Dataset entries
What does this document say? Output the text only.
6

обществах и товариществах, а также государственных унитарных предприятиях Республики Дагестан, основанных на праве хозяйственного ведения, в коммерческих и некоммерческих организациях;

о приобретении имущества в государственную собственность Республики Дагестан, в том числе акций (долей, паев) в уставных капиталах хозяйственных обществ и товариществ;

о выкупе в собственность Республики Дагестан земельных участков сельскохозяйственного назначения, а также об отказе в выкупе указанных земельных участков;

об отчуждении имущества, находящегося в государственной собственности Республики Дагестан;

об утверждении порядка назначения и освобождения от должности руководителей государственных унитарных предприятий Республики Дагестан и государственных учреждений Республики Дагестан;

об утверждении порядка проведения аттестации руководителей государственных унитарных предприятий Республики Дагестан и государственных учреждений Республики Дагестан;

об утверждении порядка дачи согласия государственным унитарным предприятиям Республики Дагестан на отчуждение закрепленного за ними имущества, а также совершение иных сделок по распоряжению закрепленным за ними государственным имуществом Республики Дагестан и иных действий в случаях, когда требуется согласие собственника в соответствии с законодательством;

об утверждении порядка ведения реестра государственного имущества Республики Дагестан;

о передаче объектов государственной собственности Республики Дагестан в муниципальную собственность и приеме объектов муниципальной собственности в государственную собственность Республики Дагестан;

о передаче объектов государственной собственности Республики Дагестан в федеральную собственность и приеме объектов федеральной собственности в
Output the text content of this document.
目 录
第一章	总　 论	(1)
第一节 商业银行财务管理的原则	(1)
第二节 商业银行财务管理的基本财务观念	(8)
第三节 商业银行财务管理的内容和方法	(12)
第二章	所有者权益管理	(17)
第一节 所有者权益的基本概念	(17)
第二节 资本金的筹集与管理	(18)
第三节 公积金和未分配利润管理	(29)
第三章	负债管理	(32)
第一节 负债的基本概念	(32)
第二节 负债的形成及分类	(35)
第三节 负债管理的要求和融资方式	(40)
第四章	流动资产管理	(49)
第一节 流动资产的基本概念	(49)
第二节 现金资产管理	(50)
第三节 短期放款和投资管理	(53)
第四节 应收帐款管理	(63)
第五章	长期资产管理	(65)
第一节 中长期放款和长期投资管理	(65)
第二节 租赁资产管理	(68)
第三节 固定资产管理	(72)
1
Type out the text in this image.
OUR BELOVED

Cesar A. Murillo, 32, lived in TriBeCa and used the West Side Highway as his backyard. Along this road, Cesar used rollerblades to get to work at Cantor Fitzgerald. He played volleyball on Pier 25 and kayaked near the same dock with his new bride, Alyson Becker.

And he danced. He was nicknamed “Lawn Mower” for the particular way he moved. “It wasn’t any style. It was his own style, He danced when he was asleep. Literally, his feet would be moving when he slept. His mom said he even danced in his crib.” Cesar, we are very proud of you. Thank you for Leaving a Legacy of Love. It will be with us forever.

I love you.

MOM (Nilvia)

REQUIRED TASK :: Which lines include "Output"? Copy each of them out.

TASK ANSWER ::
What does this document say? Output the text only.
Output the text content of this document.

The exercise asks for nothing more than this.